Reproduce all of the data that follows, character for character.
☆ ☆ ☆ ☆ ☆ ☆ ☆
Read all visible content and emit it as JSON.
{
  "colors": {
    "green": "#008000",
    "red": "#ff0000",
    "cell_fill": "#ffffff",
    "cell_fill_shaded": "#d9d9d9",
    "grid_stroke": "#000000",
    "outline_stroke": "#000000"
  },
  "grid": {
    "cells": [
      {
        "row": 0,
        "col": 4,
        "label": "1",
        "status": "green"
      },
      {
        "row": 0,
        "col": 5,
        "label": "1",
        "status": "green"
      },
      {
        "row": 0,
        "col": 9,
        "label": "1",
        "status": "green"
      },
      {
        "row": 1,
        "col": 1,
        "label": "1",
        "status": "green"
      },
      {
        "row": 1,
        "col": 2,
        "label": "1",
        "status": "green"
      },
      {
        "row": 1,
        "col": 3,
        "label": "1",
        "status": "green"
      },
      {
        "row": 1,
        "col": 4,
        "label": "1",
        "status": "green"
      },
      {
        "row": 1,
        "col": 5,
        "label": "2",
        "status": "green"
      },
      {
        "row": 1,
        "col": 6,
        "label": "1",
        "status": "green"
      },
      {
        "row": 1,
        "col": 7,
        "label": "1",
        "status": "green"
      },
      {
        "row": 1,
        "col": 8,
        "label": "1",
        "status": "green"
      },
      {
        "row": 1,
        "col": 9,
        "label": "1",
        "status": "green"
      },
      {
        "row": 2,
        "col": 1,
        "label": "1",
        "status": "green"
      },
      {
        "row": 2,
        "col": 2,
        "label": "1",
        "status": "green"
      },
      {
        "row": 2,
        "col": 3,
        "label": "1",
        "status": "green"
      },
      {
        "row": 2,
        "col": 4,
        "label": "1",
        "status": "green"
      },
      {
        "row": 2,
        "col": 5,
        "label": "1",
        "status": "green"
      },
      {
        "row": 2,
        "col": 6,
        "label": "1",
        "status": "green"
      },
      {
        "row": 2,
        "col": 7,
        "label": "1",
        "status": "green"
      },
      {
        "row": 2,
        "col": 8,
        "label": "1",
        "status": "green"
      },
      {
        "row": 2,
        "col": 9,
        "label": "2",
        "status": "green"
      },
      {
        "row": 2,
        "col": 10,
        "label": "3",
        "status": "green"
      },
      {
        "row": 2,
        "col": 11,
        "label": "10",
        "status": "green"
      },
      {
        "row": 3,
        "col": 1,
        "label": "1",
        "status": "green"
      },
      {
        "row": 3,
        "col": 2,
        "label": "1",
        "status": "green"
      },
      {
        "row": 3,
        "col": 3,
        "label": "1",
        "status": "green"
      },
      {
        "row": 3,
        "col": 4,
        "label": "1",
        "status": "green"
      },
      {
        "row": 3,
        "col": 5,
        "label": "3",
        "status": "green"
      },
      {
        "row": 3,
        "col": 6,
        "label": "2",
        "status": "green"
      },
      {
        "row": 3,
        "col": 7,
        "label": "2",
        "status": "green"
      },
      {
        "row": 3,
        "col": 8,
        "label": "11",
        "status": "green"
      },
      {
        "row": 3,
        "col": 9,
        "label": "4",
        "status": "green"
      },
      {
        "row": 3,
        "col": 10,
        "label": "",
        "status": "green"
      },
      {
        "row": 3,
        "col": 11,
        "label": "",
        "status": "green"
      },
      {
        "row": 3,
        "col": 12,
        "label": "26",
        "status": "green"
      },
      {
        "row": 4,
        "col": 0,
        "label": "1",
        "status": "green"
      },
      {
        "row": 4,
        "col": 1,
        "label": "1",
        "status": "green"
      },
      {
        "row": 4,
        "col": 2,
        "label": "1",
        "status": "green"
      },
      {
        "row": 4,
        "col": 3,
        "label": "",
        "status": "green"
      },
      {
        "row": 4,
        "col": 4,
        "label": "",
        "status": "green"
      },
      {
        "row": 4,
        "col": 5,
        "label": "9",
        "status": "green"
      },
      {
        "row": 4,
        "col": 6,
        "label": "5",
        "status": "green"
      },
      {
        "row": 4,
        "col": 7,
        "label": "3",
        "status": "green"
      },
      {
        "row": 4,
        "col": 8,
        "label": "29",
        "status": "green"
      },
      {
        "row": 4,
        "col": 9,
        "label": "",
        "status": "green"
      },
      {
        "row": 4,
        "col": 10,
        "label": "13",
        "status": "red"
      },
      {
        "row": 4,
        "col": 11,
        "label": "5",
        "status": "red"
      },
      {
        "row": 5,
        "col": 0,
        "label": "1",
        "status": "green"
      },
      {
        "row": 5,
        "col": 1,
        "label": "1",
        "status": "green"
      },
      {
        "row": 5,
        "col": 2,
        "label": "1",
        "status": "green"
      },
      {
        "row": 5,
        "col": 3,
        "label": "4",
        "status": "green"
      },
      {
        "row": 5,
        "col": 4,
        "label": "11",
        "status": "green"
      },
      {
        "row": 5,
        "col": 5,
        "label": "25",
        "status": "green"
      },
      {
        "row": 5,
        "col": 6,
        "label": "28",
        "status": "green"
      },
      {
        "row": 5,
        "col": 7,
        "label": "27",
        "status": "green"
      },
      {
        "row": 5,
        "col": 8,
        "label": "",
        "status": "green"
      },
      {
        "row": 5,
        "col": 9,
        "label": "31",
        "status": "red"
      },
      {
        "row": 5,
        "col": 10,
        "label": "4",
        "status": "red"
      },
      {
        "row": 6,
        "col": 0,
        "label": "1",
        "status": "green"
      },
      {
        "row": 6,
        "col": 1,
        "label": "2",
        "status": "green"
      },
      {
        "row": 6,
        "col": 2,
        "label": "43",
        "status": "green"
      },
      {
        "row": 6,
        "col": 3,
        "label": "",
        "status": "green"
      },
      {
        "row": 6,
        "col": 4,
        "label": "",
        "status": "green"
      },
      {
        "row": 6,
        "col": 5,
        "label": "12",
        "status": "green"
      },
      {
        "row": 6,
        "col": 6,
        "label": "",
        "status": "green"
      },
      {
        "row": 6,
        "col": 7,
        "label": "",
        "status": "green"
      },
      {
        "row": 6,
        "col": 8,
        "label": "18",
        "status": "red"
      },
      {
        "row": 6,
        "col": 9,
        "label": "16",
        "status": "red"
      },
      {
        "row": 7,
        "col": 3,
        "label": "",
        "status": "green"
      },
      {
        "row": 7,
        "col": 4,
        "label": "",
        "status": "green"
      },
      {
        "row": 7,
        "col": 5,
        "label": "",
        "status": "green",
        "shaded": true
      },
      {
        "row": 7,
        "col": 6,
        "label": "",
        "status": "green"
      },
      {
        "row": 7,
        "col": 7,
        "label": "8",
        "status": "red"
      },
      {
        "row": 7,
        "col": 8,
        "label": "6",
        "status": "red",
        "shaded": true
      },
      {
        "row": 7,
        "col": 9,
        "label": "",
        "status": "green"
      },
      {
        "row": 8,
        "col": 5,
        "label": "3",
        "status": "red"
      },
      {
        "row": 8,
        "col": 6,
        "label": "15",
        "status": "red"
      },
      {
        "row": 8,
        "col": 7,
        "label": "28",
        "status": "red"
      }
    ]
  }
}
☆ ☆ ☆ ☆ ☆ ☆ ☆
Problem solution ->
Read all visible content and emit it as JSON.
{
  "colors": {
    "green": "#008000",
    "red": "#ff0000",
    "cell_fill": "#ffffff",
    "cell_fill_shaded": "#d9d9d9",
    "grid_stroke": "#000000",
    "outline_stroke": "#000000"
  },
  "grid": {
    "cells": [
      {
        "row": 0,
        "col": 4,
        "label": "1",
        "status": "green"
      },
      {
        "row": 0,
        "col": 5,
        "label": "1",
        "status": "green"
      },
      {
        "row": 0,
        "col": 9,
        "label": "1",
        "status": "green"
      },
      {
        "row": 1,
        "col": 1,
        "label": "1",
        "status": "green"
      },
      {
        "row": 1,
        "col": 2,
        "label": "1",
        "status": "green"
      },
      {
        "row": 1,
        "col": 3,
        "label": "1",
        "status": "green"
      },
      {
        "row": 1,
        "col": 4,
        "label": "1",
        "status": "green"
      },
      {
        "row": 1,
        "col": 5,
        "label": "2",
        "status": "green"
      },
      {
        "row": 1,
        "col": 6,
        "label": "1",
        "status": "green"
      },
      {
        "row": 1,
        "col": 7,
        "label": "1",
        "status": "green"
      },
      {
        "row": 1,
        "col": 8,
        "label": "1",
        "status": "green"
      },
      {
        "row": 1,
        "col": 9,
        "label": "1",
        "status": "green"
      },
      {
        "row": 2,
        "col": 1,
        "label": "1",
        "status": "green"
      },
      {
        "row": 2,
        "col": 2,
        "label": "1",
        "status": "green"
      },
      {
        "row": 2,
        "col": 3,
        "label": "1",
        "status": "green"
      },
      {
        "row": 2,
        "col": 4,
        "label": "1",
        "status": "green"
      },
      {
        "row": 2,
        "col": 5,
        "label": "1",
        "status": "green"
      },
      {
        "row": 2,
        "col": 6,
        "label": "1",
        "status": "green"
      },
      {
        "row": 2,
        "col": 7,
        "label": "1",
        "status": "green"
      },
      {
        "row": 2,
        "col": 8,
        "label": "1",
        "status": "green"
      },
      {
        "row": 2,
        "col": 9,
        "label": "2",
        "status": "green"
      },
      {
        "row": 2,
        "col": 10,
        "label": "3",
        "status": "green"
      },
      {
        "row": 2,
        "col": 11,
        "label": "10",
        "status": "green"
      },
      {
        "row": 3,
        "col": 1,
        "label": "1",
        "status": "green"
      },
      {
        "row": 3,
        "col": 2,
        "label": "1",
        "status": "green"
      },
      {
        "row": 3,
        "col": 3,
        "label": "1",
        "status": "green"
      },
      {
        "row": 3,
        "col": 4,
        "label": "1",
        "status": "green"
      },
      {
        "row": 3,
        "col": 5,
        "label": "3",
        "status": "green"
      },
      {
        "row": 3,
        "col": 6,
        "label": "2",
        "status": "green"
      },
      {
        "row": 3,
        "col": 7,
        "label": "2",
        "status": "green"
      },
      {
        "row": 3,
        "col": 8,
        "label": "11",
        "status": "green"
      },
      {
        "row": 3,
        "col": 9,
        "label": "4",
        "status": "green"
      },
      {
        "row": 3,
        "col": 10,
        "label": "",
        "status": "green"
      },
      {
        "row": 3,
        "col": 11,
        "label": "",
        "status": "green"
      },
      {
        "row": 3,
        "col": 12,
        "label": "26",
        "status": "green"
      },
      {
        "row": 4,
        "col": 0,
        "label": "1",
        "status": "green"
      },
      {
        "row": 4,
        "col": 1,
        "label": "1",
        "status": "green"
      },
      {
        "row": 4,
        "col": 2,
        "label": "1",
        "status": "green"
      },
      {
        "row": 4,
        "col": 3,
        "label": "",
        "status": "green"
      },
      {
        "row": 4,
        "col": 4,
        "label": "",
        "status": "green"
      },
      {
        "row": 4,
        "col": 5,
        "label": "9",
        "status": "green"
      },
      {
        "row": 4,
        "col": 6,
        "label": "5",
        "status": "green"
      },
      {
        "row": 4,
        "col": 7,
        "label": "3",
        "status": "green"
      },
      {
        "row": 4,
        "col": 8,
        "label": "29",
        "status": "green"
      },
      {
        "row": 4,
        "col": 9,
        "label": "",
        "status": "green"
      },
      {
        "row": 4,
        "col": 10,
        "label": "13",
        "status": "red"
      },
      {
        "row": 4,
        "col": 11,
        "label": "5",
        "status": "red"
      },
      {
        "row": 5,
        "col": 0,
        "label": "1",
        "status": "green"
      },
      {
        "row": 5,
        "col": 1,
        "label": "1",
        "status": "green"
      },
      {
        "row": 5,
        "col": 2,
        "label": "1",
        "status": "green"
      },
      {
        "row": 5,
        "col": 3,
        "label": "4",
        "status": "green"
      },
      {
        "row": 5,
        "col": 4,
        "label": "11",
        "status": "green"
      },
      {
        "row": 5,
        "col": 5,
        "label": "25",
        "status": "green"
      },
      {
        "row": 5,
        "col": 6,
        "label": "28",
        "status": "green"
      },
      {
        "row": 5,
        "col": 7,
        "label": "27",
        "status": "green"
      },
      {
        "row": 5,
        "col": 8,
        "label": "",
        "status": "green"
      },
      {
        "row": 5,
        "col": 9,
        "label": "31",
        "status": "red"
      },
      {
        "row": 5,
        "col": 10,
        "label": "4",
        "status": "red"
      },
      {
        "row": 6,
        "col": 0,
        "label": "1",
        "status": "green"
      },
      {
        "row": 6,
        "col": 1,
        "label": "2",
        "status": "green"
      },
      {
        "row": 6,
        "col": 2,
        "label": "43",
        "status": "green"
      },
      {
        "row": 6,
        "col": 3,
        "label": "",
        "status": "green"
      },
      {
        "row": 6,
        "col": 4,
        "label": "",
        "status": "green"
      },
      {
        "row": 6,
        "col": 5,
        "label": "12",
        "status": "green"
      },
      {
        "row": 6,
        "col": 6,
        "label": "",
        "status": "green"
      },
      {
        "row": 6,
        "col": 7,
        "label": "",
        "status": "green"
      },
      {
        "row": 6,
        "col": 8,
        "label": "18",
        "status": "red"
      },
      {
        "row": 6,
        "col": 9,
        "label": "16",
        "status": "red"
      },
      {
        "row": 7,
        "col": 3,
        "label": "",
        "status": "green"
      },
      {
        "row": 7,
        "col": 4,
        "label": "",
        "status": "green"
      },
      {
        "row": 7,
        "col": 5,
        "label": "",
        "status": "green",
        "shaded": true
      },
      {
        "row": 7,
        "col": 6,
        "label": "",
        "status": "green"
      },
      {
        "row": 7,
        "col": 7,
        "label": "8",
        "status": "red"
      },
      {
        "row": 7,
        "col": 8,
        "label": "6",
        "status": "red",
        "shaded": true
      },
      {
        "row": 7,
        "col": 9,
        "label": "",
        "status": "green"
      },
      {
        "row": 8,
        "col": 5,
        "label": "3",
        "status": "red"
      },
      {
        "row": 8,
        "col": 6,
        "label": "15",
        "status": "red"
      },
      {
        "row": 8,
        "col": 7,
        "label": "28",
        "status": "red"
      }
    ]
  }
}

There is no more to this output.